■ Stated exercise: Answer with a single number: the count of lines that include the string "Expenditure".

Items from a figure collection
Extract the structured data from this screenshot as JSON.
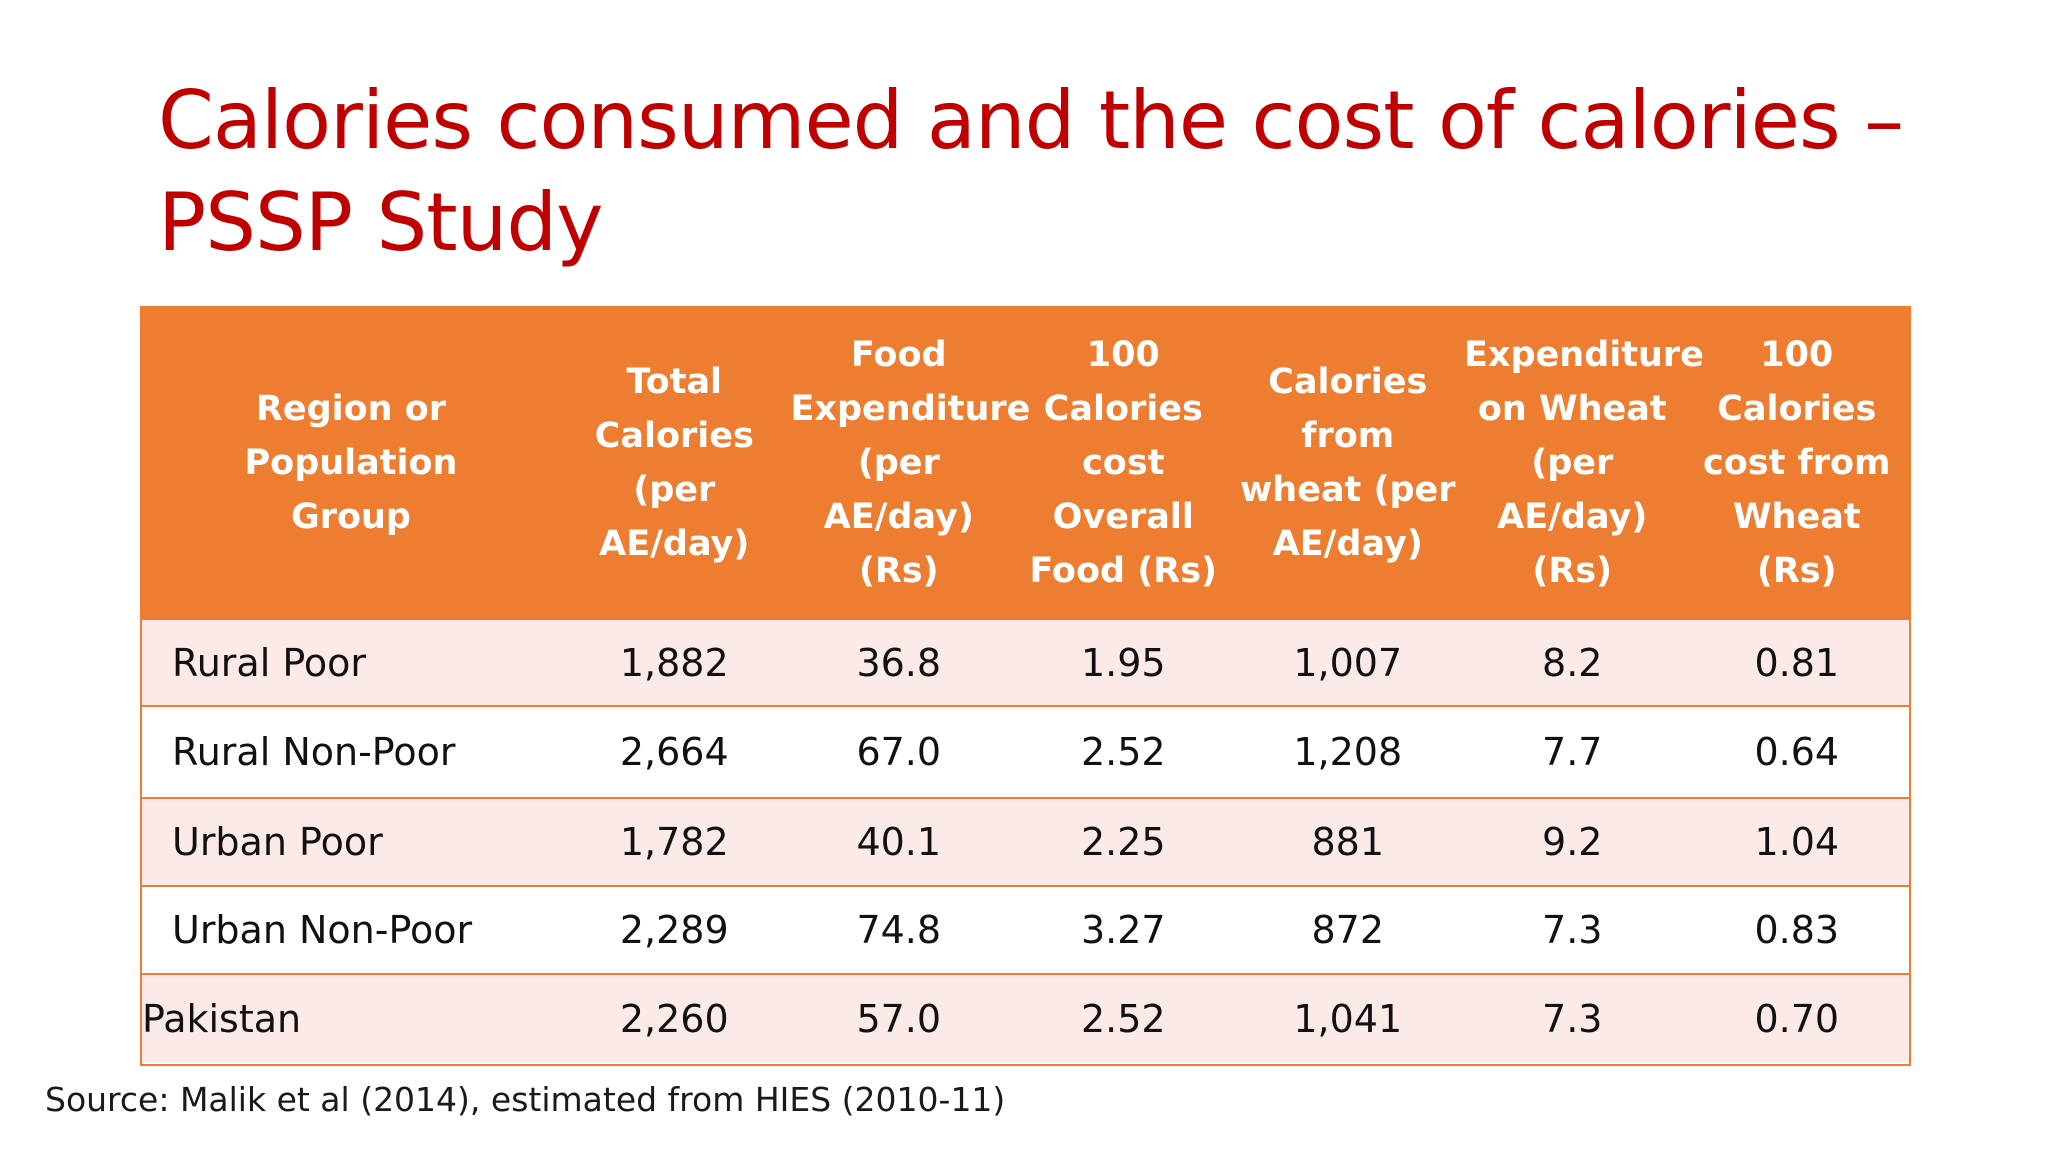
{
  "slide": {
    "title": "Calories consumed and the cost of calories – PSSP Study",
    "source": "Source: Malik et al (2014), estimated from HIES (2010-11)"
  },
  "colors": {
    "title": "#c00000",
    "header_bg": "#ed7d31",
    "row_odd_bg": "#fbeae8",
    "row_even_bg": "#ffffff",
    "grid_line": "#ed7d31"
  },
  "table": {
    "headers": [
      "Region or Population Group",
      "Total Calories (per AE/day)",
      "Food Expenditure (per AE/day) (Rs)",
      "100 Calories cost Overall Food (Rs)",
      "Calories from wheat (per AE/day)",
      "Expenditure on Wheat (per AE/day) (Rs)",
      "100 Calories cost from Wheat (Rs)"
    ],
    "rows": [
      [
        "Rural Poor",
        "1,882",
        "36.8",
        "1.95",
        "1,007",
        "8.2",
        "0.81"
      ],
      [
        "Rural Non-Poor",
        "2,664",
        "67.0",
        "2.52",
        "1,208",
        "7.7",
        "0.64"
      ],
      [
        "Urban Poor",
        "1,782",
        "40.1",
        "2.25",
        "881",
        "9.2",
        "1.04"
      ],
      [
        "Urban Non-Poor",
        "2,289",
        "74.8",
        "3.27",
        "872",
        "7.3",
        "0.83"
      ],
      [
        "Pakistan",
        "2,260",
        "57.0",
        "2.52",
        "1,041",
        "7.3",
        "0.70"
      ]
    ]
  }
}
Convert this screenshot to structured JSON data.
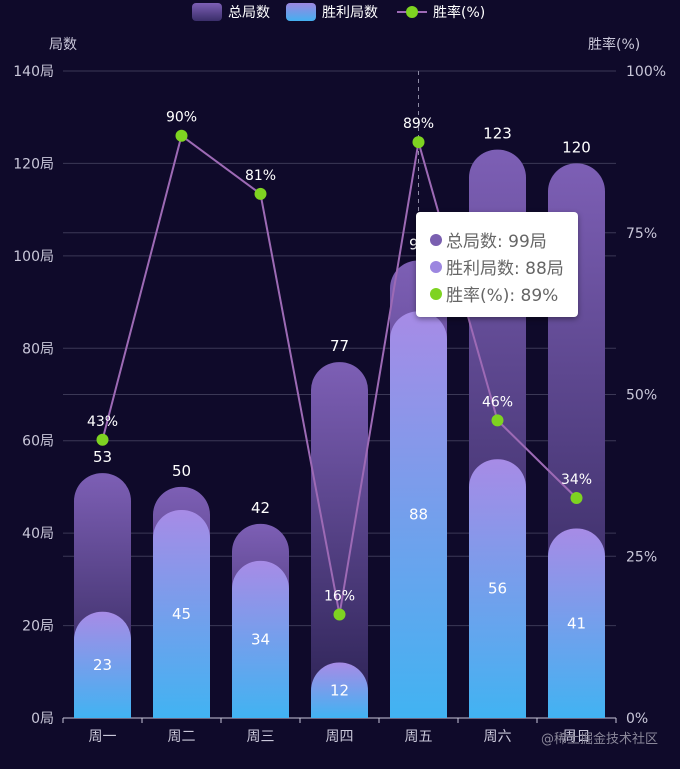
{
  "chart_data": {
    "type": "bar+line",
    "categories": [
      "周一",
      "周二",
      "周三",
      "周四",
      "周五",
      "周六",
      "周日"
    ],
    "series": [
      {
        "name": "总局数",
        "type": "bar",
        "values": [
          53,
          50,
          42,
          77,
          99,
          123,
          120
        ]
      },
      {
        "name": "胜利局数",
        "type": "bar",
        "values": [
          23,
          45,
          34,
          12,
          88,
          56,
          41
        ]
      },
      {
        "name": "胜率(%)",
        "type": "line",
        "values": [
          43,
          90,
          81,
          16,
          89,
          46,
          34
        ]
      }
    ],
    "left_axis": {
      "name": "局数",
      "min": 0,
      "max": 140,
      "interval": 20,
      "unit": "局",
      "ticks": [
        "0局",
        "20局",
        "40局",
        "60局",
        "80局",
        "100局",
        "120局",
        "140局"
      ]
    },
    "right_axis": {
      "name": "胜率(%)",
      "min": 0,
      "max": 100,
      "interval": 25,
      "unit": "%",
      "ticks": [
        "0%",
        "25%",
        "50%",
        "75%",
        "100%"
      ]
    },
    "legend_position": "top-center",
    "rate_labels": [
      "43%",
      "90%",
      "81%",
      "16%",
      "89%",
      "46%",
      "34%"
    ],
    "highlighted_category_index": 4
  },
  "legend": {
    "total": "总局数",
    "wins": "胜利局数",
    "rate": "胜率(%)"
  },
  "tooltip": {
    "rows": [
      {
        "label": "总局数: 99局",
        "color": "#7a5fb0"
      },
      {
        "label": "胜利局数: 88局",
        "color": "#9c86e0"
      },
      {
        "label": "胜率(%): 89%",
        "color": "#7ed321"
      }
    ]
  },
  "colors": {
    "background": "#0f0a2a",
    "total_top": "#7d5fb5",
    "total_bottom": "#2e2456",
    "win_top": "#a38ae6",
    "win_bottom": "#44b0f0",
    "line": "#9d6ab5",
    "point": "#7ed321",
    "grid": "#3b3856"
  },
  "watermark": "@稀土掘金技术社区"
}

■ The completed task: 2